**TASK TO COMPLETE**
Find every line in the records below that holds the word "azonban" and copy it.

──────── DATASET EXTRACT

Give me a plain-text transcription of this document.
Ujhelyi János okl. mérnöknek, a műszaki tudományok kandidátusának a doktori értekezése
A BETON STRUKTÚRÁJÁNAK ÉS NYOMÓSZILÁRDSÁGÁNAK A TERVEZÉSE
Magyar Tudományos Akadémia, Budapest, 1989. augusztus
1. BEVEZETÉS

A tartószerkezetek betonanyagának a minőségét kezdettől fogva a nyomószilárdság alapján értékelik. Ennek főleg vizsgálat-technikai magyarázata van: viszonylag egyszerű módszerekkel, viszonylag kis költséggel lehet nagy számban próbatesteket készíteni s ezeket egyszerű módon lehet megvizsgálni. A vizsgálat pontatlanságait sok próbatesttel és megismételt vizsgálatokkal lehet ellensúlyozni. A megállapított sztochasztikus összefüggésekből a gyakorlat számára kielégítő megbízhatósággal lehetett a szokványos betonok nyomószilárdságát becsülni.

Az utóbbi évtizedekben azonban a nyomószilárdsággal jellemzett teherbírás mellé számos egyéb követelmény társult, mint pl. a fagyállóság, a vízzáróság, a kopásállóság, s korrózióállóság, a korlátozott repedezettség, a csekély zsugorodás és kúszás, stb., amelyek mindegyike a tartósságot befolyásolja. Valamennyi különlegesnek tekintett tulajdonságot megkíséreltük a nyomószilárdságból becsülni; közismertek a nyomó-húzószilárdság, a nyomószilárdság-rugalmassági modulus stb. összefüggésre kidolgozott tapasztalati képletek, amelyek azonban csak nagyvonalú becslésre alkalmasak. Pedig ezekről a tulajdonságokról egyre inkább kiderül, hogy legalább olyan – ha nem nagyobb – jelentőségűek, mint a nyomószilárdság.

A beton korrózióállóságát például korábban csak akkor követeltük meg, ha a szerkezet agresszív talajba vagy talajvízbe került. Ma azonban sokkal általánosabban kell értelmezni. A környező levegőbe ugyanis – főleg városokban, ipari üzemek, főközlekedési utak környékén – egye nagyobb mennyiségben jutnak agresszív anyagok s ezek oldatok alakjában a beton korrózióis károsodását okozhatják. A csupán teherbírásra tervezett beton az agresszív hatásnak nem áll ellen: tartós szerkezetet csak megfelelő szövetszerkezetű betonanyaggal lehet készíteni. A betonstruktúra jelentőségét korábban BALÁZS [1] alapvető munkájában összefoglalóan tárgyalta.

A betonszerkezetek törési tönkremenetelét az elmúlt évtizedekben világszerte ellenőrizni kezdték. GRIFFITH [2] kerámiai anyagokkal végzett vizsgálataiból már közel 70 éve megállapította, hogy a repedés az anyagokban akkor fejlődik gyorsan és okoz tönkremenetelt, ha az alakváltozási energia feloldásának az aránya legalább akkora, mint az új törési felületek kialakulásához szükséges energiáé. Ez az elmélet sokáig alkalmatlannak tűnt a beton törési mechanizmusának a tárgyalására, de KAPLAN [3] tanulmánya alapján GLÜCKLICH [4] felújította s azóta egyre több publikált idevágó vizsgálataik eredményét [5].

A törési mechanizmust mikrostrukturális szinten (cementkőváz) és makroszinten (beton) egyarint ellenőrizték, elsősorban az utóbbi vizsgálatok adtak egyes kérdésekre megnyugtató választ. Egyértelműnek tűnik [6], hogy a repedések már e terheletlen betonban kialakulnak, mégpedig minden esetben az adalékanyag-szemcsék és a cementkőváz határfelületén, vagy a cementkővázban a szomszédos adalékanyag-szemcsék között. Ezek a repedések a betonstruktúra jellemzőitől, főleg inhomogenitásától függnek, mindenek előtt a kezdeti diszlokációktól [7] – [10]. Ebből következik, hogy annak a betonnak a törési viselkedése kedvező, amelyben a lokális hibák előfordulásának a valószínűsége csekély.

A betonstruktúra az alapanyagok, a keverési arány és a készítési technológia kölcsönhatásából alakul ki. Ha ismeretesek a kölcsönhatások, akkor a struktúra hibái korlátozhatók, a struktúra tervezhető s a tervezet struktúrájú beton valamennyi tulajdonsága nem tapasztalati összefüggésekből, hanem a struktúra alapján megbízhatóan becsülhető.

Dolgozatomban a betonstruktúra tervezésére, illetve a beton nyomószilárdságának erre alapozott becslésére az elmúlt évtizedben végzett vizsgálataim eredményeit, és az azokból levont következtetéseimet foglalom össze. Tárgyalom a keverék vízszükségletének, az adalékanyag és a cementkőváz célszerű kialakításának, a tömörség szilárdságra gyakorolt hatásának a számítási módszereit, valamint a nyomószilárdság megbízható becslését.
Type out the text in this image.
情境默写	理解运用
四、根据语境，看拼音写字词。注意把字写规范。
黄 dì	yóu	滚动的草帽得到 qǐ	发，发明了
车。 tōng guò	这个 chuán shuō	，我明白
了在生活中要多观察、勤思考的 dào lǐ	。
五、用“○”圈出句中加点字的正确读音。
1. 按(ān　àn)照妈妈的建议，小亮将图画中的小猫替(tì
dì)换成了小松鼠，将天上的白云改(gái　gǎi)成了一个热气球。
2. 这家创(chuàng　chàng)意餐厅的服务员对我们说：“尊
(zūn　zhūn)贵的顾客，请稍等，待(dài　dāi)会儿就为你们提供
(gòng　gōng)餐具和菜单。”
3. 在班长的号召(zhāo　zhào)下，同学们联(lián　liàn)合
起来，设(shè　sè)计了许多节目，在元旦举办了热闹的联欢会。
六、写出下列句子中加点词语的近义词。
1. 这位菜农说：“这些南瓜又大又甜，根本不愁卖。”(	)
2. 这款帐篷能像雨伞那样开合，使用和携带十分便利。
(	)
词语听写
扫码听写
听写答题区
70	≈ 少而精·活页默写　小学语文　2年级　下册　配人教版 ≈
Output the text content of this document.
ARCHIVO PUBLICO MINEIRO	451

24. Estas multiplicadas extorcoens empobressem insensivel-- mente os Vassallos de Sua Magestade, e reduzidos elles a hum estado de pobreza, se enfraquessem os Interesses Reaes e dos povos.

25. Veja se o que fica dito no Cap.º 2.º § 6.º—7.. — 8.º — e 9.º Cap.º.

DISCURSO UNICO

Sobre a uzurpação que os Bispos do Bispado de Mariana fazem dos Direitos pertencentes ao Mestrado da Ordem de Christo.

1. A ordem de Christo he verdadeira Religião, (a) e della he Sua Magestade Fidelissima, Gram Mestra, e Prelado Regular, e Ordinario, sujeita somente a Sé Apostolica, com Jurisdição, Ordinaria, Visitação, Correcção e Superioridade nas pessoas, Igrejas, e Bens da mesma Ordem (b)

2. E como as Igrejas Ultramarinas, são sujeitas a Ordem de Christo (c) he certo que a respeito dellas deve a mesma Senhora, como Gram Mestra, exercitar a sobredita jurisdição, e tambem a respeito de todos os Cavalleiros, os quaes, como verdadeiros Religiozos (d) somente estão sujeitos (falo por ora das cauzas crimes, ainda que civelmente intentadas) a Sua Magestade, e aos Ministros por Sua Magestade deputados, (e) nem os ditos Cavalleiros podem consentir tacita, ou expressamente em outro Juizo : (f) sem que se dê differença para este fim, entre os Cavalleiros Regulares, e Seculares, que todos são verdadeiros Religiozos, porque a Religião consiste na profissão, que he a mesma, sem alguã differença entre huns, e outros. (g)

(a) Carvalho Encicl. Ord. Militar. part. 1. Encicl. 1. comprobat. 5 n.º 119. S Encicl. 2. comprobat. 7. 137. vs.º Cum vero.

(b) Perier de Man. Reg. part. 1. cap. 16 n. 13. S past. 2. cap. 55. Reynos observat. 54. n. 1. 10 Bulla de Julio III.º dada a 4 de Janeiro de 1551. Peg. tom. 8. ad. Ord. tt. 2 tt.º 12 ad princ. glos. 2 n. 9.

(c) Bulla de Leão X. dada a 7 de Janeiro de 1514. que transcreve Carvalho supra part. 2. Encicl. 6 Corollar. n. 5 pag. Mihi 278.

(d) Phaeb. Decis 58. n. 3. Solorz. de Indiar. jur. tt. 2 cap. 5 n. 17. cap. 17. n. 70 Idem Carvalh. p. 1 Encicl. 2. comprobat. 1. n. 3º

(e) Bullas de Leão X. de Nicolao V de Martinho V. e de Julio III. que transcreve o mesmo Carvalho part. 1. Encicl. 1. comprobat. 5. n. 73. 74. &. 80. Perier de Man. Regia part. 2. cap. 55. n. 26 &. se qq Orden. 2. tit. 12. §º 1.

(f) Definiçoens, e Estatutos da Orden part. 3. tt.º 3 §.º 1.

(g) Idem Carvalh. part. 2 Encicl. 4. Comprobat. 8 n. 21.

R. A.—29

────────────────

**COMPLETED EXERCISE**
Az utóbbi évtizedekben azonban a nyomószilárdsággal jellemzett teherbírás mellé számos egyéb követelmény társult, mint pl. a fagyállóság, a vízzáróság, a kopásállóság, s korrózióállóság, a korlátozott repedezettség, a csekély zsugorodás és kúszás, stb., amelyek mindegyike a tartósságot befolyásolja. Valamennyi különlegesnek tekintett tulajdonságot megkíséreltük a nyomószilárdságból becsülni; közismertek a nyomó-húzószilárdság, a nyomószilárdság-rugalmassági modulus stb. összefüggésre kidolgozott tapasztalati képletek, amelyek azonban csak nagyvonalú becslésre alkalmasak. Pedig ezekről a tulajdonságokról egyre inkább kiderül, hogy legalább olyan – ha nem nagyobb – jelentőségűek, mint a nyomószilárdság.
A beton korrózióállóságát például korábban csak akkor követeltük meg, ha a szerkezet agresszív talajba vagy talajvízbe került. Ma azonban sokkal általánosabban kell értelmezni. A környező levegőbe ugyanis – főleg városokban, ipari üzemek, főközlekedési utak környékén – egye nagyobb mennyiségben jutnak agresszív anyagok s ezek oldatok alakjában a beton korrózióis károsodását okozhatják. A csupán teherbírásra tervezett beton az agresszív hatásnak nem áll ellen: tartós szerkezetet csak megfelelő szövetszerkezetű betonanyaggal lehet készíteni. A betonstruktúra jelentőségét korábban BALÁZS [1] alapvető munkájában összefoglalóan tárgyalta.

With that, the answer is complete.